> Description of the task: According to the passage on John Dunton below, in what year did Dunton die?
------ Selected passage ------
The world, it must be admitted, owes a great deal of whatever information it possesses about the professions, trades, and occupations practised and carried on in its midst to those who have failed in them. Prosperous men talk 'shop,' but seldom write it. The book that tells us most about booksellers and bookselling in bygone days is the work of a crack-brained fellow who published and sold in the reigns of Queen Anne and George I., and died in 1733 in great poverty and obscurity. I refer to John Dunton, whose Life and Errors in the edition in two volumes edited by J.B. Nichols, and published in 1818, is a common book enough in the second-hand shops, and one which may be safely recommended to everyone, except, indeed, to the unfortunate man or woman who is not an adept in the art, craft, or mystery of skipping.

The book will strangely remind the reader of Amory's Life of John Buncle—those queer volumes to which many a reader has been sent by Hazlitt's intoxicating description of them in his Round Table, and a few perhaps by a shy allusion contained in one of the essays of Elia. The real John Dunton has not the boundless spirits of the fictitious John Buncle; but in their religious fervour, their passion for flirtation, their tireless egotism, and their love of character-sketching, they greatly resemble one another.
------ Raw records ------
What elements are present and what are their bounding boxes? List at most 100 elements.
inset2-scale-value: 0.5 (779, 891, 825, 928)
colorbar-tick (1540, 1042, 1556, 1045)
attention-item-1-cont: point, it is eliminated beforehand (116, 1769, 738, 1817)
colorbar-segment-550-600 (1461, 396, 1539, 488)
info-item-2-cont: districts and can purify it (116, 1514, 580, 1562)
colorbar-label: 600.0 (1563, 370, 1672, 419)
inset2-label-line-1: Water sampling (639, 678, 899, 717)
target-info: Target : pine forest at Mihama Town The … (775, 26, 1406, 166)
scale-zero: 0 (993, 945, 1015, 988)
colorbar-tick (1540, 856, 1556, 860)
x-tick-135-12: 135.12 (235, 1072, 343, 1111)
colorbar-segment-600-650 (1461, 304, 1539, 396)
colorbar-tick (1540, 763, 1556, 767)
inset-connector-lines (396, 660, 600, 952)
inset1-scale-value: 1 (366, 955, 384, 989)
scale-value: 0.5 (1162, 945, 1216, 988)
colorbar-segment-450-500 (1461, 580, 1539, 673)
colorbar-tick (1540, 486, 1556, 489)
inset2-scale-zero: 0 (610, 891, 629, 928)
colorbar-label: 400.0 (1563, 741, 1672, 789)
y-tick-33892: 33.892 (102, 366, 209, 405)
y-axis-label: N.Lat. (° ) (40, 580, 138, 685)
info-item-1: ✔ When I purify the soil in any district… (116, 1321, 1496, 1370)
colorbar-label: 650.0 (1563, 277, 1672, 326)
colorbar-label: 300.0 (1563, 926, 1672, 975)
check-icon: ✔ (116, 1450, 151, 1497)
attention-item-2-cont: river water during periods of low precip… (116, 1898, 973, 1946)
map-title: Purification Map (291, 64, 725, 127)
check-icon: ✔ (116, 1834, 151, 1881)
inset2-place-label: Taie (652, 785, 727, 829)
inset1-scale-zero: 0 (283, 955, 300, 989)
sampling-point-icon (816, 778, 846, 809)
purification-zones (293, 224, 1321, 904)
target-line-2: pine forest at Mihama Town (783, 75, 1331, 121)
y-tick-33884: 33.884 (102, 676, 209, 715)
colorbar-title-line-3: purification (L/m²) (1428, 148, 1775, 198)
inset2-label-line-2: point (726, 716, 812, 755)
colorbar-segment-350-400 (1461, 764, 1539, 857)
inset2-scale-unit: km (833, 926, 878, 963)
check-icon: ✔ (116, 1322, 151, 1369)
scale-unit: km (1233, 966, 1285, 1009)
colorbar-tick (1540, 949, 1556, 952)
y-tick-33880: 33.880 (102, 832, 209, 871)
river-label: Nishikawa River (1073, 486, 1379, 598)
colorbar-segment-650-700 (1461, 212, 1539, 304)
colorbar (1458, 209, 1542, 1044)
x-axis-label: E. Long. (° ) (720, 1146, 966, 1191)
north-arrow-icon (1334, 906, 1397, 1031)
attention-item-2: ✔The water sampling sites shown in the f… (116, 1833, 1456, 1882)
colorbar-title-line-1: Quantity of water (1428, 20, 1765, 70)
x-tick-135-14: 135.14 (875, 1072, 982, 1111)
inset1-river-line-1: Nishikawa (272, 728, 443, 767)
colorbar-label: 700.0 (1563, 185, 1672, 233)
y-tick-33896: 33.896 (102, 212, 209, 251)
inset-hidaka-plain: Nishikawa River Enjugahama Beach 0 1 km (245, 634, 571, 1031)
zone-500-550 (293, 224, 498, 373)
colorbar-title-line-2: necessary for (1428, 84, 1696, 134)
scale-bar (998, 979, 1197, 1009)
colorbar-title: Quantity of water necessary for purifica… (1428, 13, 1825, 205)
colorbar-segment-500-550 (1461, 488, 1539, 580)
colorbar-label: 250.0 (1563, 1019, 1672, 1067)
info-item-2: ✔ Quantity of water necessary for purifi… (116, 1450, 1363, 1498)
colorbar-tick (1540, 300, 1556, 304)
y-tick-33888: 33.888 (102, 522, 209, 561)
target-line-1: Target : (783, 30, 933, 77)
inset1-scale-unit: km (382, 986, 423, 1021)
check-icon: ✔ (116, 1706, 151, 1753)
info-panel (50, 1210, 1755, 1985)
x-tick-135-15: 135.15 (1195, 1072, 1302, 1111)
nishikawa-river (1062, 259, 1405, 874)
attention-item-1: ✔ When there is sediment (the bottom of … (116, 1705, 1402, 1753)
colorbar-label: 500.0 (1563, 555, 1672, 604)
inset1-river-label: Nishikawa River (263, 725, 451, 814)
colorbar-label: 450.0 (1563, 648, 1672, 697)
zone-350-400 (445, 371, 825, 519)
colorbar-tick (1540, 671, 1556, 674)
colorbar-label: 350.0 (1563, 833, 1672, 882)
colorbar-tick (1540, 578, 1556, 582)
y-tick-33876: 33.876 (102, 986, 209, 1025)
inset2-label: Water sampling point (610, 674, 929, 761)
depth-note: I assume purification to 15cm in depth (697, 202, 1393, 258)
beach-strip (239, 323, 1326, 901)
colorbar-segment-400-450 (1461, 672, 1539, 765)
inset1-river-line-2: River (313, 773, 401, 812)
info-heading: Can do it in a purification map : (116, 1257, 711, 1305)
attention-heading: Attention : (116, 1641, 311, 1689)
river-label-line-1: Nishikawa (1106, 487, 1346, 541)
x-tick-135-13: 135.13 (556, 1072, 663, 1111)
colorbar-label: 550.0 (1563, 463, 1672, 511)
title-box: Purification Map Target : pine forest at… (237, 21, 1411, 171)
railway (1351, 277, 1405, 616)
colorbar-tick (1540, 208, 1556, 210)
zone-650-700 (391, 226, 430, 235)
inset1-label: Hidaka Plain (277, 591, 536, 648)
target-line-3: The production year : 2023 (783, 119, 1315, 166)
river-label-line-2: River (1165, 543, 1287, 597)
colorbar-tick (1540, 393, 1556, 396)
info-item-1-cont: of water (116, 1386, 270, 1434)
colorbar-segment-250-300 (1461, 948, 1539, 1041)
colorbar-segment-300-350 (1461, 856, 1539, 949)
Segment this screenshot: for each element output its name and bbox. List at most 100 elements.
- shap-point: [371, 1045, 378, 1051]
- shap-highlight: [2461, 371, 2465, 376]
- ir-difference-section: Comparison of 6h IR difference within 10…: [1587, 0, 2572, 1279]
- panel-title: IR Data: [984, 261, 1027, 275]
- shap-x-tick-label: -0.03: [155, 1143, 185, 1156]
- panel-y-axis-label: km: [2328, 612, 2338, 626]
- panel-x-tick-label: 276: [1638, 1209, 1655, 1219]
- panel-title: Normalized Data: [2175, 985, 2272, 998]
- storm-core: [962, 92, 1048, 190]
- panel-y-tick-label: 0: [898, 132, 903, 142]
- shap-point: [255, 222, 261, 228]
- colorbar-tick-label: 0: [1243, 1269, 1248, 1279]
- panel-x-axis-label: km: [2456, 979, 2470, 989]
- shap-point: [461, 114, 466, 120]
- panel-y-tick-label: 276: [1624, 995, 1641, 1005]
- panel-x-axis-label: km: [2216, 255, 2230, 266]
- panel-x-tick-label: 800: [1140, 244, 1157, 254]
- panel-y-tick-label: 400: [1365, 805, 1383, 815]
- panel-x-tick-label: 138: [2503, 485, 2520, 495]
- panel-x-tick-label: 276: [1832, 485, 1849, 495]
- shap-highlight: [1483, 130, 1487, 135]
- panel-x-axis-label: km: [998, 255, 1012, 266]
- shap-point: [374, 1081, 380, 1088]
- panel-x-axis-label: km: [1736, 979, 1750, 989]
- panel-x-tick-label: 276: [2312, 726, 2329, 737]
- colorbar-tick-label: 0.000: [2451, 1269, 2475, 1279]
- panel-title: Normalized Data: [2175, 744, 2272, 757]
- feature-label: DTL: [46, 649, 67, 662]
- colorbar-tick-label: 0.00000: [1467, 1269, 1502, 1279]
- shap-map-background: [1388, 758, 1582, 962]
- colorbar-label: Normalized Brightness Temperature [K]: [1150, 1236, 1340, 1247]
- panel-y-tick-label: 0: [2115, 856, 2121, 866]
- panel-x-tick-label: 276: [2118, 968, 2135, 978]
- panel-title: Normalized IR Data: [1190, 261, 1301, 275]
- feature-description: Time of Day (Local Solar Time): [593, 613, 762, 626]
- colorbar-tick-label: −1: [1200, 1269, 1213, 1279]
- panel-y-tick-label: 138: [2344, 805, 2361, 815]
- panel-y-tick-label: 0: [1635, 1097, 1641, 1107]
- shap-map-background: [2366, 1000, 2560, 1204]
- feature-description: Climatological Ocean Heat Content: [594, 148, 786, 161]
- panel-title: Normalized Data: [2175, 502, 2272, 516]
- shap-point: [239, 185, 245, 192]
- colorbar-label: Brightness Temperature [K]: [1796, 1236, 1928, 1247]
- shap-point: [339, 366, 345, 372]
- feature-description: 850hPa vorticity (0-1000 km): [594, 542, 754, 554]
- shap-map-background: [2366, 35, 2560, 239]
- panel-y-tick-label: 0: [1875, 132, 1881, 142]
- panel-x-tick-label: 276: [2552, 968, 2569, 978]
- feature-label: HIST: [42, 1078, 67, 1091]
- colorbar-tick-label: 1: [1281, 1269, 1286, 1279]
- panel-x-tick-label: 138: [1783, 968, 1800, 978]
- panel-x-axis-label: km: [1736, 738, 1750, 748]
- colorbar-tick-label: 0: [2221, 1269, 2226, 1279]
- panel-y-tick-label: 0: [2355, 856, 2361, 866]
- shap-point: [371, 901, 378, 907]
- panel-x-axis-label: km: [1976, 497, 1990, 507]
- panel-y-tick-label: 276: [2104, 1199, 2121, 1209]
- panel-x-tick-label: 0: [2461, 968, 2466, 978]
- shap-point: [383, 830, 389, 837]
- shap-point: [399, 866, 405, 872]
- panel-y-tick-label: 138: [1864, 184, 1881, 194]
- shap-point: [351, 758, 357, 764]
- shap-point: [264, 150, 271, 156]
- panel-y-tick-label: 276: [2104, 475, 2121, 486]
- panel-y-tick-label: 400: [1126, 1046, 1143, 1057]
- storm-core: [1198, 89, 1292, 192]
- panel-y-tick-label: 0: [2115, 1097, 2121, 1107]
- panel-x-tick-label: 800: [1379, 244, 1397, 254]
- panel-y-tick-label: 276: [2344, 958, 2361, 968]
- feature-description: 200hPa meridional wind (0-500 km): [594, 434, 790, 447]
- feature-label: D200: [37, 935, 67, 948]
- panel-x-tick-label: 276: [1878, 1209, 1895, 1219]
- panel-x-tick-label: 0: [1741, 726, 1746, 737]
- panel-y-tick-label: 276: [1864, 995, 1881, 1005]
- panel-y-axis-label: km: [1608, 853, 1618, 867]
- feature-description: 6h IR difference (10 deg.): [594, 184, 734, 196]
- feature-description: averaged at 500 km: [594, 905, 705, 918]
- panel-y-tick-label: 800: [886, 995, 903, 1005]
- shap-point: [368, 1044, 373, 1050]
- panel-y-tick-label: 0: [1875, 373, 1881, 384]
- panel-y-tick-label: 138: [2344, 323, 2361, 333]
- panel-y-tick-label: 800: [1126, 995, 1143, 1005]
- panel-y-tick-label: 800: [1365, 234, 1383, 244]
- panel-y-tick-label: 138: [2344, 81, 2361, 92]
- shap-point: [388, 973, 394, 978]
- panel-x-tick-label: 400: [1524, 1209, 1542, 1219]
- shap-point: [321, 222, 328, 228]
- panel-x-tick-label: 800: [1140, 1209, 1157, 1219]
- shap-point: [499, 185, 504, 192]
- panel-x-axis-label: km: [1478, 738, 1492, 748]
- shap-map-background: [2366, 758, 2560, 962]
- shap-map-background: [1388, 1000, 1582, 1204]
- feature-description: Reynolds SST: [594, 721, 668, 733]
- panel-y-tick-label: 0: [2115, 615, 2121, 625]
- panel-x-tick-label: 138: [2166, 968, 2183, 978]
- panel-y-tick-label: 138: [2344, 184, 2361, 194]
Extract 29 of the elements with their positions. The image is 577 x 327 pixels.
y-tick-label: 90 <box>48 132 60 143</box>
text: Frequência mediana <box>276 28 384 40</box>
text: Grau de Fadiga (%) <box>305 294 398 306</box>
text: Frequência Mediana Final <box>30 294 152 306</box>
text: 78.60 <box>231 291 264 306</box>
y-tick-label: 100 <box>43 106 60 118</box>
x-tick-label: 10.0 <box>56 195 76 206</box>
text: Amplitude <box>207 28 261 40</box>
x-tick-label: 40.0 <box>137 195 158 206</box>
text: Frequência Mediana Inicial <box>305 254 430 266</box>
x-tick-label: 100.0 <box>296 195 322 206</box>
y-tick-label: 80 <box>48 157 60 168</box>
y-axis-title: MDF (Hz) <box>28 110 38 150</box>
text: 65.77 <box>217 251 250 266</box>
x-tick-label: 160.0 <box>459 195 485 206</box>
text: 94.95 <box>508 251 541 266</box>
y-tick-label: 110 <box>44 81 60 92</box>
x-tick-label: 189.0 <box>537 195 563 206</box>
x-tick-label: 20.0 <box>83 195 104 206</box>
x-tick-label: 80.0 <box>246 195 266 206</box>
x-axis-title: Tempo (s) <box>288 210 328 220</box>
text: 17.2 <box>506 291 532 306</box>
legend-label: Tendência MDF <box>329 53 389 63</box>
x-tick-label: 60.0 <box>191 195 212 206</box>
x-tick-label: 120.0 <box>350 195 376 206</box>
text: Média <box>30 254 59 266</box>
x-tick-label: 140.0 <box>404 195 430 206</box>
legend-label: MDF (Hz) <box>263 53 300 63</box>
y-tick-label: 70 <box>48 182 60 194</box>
------
> The answer: 1733